__Task objective__
Copy each line that contains the string "times".

__Task input__
-- -- --

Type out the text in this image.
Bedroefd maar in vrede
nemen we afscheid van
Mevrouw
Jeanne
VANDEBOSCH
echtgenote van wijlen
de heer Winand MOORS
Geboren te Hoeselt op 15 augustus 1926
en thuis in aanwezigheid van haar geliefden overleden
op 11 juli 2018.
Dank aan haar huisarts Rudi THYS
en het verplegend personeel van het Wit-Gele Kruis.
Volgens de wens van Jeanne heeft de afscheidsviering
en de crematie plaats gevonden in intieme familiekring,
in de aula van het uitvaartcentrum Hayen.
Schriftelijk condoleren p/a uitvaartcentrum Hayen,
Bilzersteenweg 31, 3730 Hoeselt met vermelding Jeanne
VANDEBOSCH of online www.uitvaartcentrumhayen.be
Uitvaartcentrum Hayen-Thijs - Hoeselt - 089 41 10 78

-- -- --

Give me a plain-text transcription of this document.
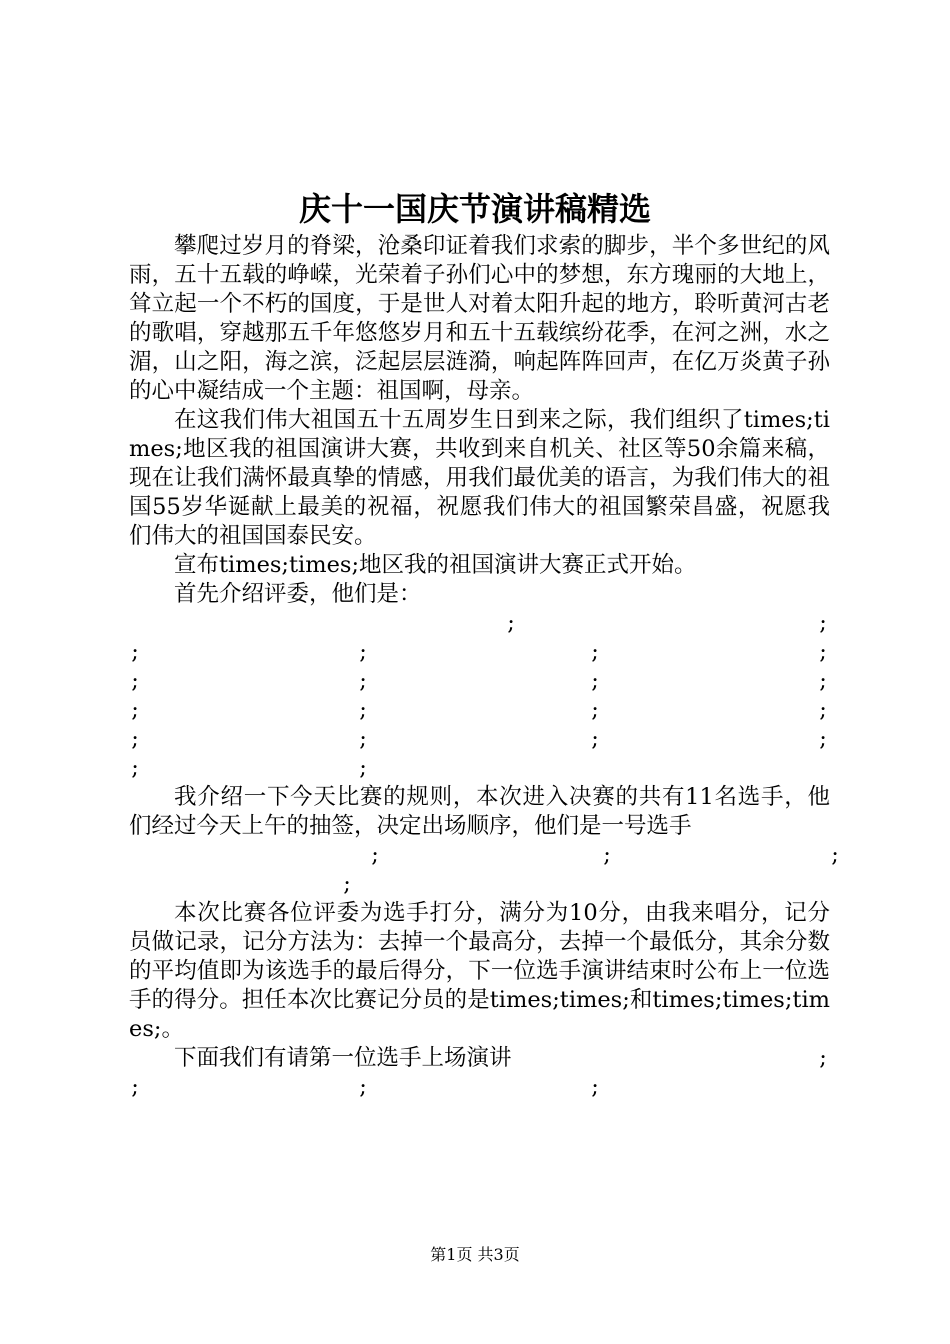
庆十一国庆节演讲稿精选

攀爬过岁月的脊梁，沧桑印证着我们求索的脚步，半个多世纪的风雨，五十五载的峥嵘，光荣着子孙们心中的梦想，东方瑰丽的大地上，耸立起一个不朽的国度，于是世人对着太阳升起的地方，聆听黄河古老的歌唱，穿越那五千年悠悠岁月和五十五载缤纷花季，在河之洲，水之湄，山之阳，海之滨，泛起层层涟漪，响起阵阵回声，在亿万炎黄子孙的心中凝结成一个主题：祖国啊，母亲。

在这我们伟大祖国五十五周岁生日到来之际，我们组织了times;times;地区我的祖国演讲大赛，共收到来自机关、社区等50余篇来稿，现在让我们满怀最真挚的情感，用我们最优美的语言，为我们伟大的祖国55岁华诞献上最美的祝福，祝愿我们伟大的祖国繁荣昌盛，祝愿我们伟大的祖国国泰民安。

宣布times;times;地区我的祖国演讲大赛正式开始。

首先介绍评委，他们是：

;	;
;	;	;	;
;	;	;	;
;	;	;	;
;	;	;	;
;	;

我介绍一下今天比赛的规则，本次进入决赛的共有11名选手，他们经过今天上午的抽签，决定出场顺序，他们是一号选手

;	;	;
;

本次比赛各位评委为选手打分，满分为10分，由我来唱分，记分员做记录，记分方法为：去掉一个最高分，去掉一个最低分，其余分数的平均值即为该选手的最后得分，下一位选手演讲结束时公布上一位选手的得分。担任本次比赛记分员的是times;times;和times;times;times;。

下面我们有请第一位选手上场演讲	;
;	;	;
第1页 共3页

-- -- --

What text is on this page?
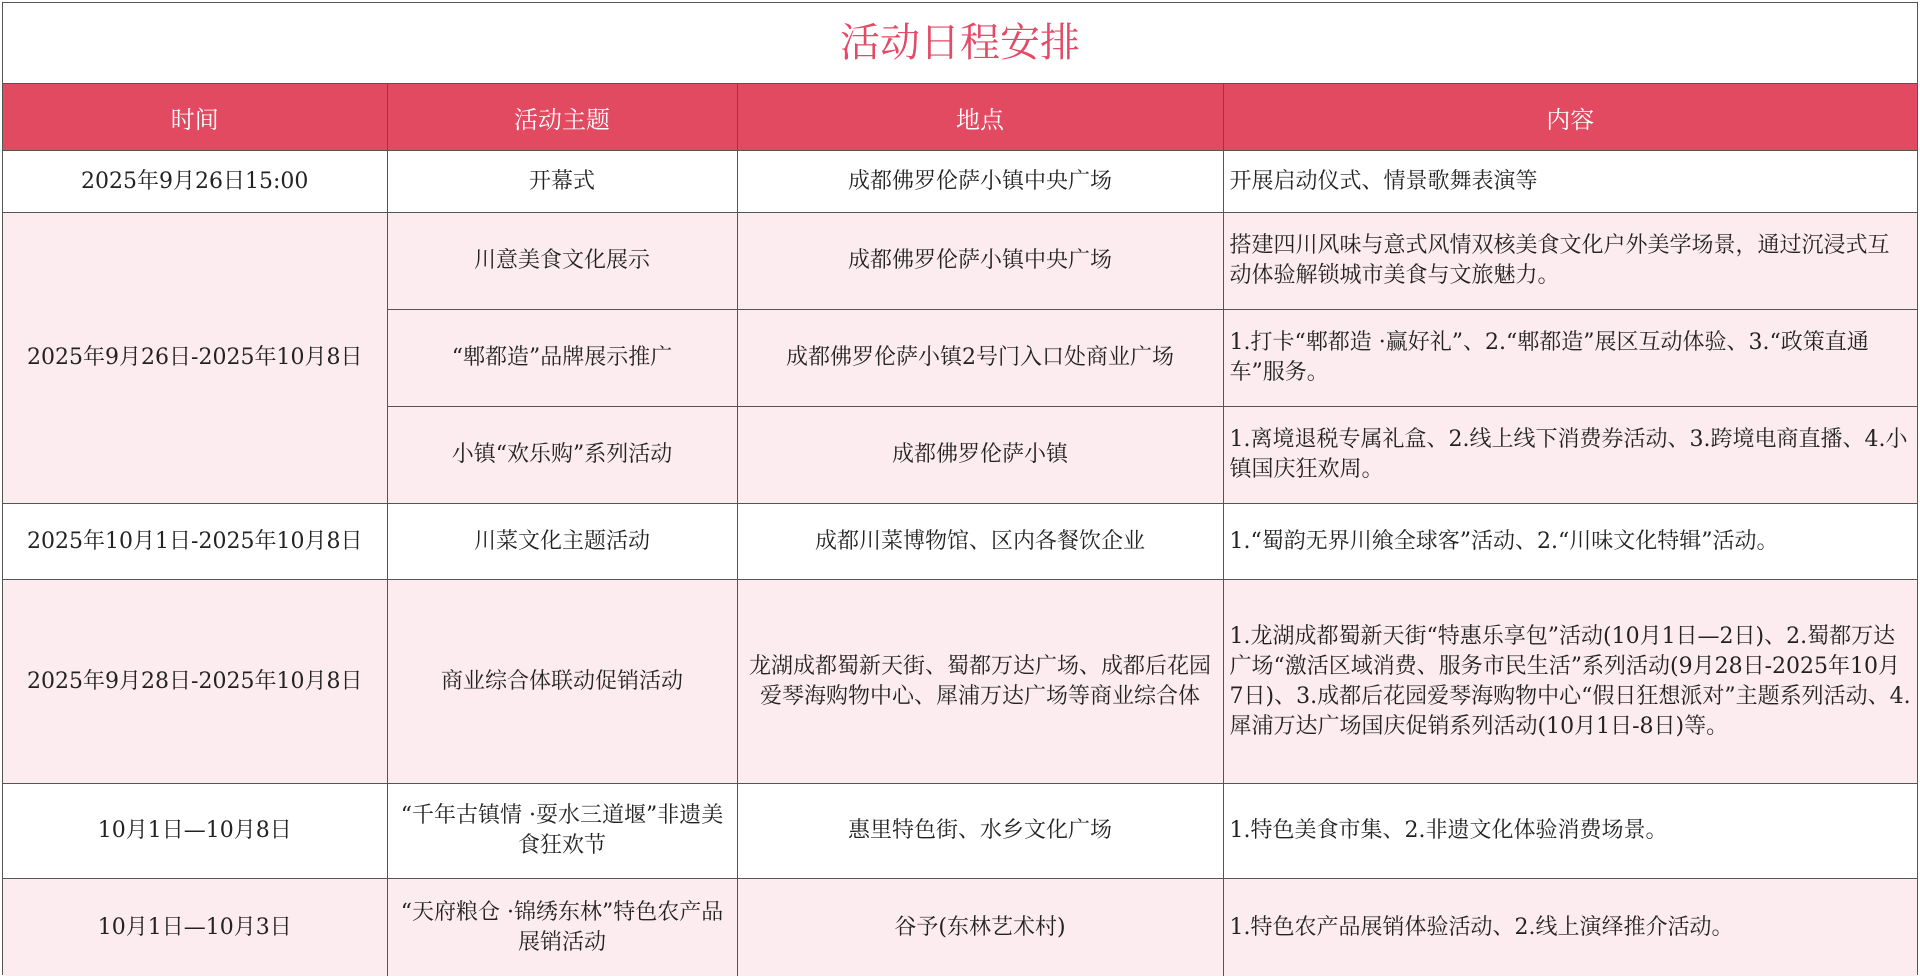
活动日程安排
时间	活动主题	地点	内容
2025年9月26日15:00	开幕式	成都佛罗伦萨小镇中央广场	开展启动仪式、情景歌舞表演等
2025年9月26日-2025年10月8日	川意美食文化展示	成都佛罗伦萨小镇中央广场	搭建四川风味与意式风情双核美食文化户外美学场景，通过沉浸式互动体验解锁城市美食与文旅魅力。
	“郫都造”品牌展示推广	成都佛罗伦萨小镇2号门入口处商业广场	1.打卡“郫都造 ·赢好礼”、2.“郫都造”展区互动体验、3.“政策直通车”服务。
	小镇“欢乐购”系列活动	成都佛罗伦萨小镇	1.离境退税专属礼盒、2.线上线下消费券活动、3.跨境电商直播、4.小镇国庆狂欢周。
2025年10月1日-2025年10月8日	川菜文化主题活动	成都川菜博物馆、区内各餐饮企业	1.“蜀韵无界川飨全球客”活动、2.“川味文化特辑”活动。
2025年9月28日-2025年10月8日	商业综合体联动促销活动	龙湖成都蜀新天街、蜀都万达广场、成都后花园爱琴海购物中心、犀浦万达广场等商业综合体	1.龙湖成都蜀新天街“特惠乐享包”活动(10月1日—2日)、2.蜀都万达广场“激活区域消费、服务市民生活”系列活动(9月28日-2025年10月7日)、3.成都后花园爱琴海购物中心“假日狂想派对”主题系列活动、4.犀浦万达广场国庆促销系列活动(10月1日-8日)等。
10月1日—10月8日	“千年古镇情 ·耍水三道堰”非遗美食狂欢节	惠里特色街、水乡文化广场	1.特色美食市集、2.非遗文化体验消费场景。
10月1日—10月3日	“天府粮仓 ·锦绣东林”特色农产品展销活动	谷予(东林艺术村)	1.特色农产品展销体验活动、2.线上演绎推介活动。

-- -- --

__Finished exercise__
在这我们伟大祖国五十五周岁生日到来之际，我们组织了times;times;地区我的祖国演讲大赛，共收到来自机关、社区等50余篇来稿，现在让我们满怀最真挚的情感，用我们最优美的语言，为我们伟大的祖国55岁华诞献上最美的祝福，祝愿我们伟大的祖国繁荣昌盛，祝愿我们伟大的祖国国泰民安。
宣布times;times;地区我的祖国演讲大赛正式开始。
本次比赛各位评委为选手打分，满分为10分，由我来唱分，记分员做记录，记分方法为：去掉一个最高分，去掉一个最低分，其余分数的平均值即为该选手的最后得分，下一位选手演讲结束时公布上一位选手的得分。担任本次比赛记分员的是times;times;和times;times;times;。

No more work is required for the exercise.